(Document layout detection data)
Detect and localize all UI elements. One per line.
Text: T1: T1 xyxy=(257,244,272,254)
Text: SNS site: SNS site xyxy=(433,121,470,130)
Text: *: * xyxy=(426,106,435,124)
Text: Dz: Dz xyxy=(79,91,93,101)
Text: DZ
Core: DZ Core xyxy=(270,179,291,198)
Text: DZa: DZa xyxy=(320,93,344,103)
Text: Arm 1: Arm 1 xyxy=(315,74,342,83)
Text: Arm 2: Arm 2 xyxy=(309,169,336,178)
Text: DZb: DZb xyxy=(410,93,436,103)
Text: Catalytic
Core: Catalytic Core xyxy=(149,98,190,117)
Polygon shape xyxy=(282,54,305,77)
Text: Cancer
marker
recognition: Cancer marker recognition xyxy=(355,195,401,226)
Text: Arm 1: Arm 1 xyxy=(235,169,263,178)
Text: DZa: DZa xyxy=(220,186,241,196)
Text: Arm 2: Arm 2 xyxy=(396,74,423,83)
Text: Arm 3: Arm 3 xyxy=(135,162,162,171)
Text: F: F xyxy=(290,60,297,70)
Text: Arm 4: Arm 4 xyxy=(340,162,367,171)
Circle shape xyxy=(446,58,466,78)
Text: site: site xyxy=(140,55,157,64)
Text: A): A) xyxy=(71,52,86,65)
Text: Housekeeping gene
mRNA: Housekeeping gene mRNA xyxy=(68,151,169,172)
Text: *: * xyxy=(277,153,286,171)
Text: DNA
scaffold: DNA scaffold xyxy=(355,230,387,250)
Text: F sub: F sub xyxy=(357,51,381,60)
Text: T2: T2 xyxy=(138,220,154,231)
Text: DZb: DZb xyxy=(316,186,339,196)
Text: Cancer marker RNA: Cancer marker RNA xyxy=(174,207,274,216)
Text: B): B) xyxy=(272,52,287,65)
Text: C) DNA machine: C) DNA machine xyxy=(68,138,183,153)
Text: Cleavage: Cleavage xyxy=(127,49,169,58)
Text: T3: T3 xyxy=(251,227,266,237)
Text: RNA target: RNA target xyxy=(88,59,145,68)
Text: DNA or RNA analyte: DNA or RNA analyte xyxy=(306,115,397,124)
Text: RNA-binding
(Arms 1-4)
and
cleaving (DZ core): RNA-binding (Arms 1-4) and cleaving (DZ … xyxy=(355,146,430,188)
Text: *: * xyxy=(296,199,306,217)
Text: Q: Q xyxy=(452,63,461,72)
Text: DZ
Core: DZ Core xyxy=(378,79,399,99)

==

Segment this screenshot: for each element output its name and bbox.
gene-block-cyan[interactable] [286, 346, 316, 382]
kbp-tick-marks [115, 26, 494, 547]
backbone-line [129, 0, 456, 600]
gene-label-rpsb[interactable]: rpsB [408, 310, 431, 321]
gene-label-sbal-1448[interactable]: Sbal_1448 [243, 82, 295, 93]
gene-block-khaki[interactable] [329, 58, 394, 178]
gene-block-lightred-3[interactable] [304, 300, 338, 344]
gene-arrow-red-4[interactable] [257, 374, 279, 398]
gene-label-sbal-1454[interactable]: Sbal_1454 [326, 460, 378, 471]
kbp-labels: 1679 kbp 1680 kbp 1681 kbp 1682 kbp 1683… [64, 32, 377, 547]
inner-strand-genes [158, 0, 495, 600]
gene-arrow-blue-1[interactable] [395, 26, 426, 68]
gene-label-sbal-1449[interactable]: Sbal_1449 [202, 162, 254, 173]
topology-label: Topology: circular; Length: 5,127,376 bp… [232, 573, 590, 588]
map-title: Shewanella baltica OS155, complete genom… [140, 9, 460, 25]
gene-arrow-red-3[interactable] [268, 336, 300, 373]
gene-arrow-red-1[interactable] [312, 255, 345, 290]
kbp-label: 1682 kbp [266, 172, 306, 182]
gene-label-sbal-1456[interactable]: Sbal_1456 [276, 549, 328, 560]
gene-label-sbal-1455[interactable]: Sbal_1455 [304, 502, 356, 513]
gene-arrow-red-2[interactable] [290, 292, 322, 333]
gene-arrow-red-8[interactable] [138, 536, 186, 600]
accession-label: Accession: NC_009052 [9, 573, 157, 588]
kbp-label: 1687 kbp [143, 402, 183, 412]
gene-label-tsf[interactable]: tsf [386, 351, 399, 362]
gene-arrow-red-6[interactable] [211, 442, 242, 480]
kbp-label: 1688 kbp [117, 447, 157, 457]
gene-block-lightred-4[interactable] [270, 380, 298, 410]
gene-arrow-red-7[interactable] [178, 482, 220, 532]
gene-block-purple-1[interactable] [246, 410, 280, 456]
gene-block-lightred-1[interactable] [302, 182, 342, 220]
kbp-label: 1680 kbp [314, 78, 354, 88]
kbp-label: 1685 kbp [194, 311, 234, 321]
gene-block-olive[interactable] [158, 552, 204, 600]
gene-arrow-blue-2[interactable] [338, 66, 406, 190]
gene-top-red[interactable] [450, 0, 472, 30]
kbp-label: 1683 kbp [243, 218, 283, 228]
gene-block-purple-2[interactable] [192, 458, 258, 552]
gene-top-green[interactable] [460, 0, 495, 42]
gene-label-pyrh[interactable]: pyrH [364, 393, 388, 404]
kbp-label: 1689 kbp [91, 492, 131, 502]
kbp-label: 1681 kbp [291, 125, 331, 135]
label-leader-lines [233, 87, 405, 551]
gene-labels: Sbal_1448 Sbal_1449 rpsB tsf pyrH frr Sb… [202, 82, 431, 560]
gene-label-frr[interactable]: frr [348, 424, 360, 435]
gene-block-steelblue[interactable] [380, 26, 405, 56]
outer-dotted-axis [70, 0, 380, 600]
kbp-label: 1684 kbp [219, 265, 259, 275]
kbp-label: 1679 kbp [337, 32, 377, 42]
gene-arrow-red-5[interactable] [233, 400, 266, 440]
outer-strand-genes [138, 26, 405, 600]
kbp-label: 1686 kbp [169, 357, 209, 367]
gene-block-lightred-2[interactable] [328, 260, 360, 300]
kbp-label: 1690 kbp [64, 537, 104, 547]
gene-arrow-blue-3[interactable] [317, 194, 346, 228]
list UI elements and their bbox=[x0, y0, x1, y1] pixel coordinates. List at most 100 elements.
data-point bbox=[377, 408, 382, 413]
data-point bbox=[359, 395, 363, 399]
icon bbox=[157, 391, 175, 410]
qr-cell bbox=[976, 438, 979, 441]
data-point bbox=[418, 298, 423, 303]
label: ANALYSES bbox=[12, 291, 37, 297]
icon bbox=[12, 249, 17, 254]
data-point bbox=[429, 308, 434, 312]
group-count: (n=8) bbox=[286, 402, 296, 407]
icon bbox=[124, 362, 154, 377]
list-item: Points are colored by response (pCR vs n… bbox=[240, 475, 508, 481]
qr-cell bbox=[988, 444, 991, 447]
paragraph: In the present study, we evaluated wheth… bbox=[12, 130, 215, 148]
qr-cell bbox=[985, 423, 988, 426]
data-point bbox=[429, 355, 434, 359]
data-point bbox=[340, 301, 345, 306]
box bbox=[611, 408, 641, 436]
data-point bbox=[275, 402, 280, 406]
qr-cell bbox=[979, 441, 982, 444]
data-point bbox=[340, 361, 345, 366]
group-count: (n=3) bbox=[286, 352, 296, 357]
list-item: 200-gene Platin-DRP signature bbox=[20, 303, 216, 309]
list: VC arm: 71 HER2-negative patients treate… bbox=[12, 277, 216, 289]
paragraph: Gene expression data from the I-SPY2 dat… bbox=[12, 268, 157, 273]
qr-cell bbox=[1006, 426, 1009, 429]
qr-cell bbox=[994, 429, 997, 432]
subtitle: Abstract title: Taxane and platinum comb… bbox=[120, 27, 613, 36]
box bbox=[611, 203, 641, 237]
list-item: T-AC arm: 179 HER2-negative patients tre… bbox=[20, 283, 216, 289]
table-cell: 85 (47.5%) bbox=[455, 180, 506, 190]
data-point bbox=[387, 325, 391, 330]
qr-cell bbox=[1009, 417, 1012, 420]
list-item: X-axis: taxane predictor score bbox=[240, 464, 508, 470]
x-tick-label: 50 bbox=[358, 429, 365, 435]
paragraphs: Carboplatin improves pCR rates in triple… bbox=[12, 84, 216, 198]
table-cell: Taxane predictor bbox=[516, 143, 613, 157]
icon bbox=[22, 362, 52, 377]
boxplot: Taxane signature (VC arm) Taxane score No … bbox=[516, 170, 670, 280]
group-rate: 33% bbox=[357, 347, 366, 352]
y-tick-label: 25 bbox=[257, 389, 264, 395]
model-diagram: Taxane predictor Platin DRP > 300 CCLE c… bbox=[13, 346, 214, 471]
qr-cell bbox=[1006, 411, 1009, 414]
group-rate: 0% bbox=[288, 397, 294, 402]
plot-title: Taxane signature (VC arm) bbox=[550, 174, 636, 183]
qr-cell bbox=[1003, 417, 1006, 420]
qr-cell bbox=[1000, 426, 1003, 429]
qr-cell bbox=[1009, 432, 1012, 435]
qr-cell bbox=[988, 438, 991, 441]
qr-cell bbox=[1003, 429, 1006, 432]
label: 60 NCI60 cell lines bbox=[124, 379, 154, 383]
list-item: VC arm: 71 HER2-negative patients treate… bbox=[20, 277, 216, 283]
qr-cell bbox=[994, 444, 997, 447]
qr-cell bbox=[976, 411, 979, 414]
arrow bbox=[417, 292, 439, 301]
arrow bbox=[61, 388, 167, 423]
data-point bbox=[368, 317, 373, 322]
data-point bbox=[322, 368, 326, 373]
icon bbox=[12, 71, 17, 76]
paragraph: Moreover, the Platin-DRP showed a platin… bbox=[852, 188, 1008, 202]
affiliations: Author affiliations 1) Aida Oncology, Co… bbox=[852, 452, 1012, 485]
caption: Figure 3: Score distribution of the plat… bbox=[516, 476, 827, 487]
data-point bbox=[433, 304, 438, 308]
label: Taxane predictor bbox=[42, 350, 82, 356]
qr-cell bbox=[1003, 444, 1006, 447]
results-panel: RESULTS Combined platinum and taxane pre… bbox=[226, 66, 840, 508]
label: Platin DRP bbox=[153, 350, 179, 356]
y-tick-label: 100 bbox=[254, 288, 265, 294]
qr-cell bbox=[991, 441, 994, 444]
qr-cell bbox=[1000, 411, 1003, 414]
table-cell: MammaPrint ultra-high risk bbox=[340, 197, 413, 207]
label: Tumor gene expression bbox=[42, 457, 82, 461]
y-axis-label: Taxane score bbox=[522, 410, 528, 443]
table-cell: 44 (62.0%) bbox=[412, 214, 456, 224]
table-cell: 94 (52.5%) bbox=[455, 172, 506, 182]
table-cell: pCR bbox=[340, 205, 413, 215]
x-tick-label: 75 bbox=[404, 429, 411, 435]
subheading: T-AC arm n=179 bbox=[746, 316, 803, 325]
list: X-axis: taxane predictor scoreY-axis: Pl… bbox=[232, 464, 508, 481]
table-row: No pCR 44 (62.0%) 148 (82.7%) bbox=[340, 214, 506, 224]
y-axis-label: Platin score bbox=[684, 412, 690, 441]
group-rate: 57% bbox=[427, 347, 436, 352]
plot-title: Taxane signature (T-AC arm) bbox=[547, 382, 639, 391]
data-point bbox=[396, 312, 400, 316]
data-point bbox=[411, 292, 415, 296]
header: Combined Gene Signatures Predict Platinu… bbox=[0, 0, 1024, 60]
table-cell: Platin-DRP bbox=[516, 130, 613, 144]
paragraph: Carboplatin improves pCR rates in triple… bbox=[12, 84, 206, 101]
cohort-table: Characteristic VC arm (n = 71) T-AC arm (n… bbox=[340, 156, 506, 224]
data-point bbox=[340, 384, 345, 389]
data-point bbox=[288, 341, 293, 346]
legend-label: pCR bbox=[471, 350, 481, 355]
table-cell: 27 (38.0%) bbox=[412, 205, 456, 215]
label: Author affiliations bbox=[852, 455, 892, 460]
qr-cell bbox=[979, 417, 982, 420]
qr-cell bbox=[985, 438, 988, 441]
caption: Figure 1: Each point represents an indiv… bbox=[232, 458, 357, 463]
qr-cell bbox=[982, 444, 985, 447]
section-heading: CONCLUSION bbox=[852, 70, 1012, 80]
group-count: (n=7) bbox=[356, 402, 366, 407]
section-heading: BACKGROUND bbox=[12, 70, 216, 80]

▸ Task instructions: Go line by line through the data and copy any that contain "list".

▸ Result below:
list UI elements and their bbox=[x0, y0, x1, y1] pixel coordinates. List at most 100 elements.
list-item: Points are colored by response (pCR vs n… bbox=[240, 475, 508, 481]
list-item: 200-gene Platin-DRP signature bbox=[20, 303, 216, 309]
list: VC arm: 71 HER2-negative patients treate… bbox=[12, 277, 216, 289]
list-item: T-AC arm: 179 HER2-negative patients tre… bbox=[20, 283, 216, 289]
list-item: X-axis: taxane predictor score bbox=[240, 464, 508, 470]
list-item: VC arm: 71 HER2-negative patients treate… bbox=[20, 277, 216, 283]
list: X-axis: taxane predictor scoreY-axis: Pl… bbox=[232, 464, 508, 481]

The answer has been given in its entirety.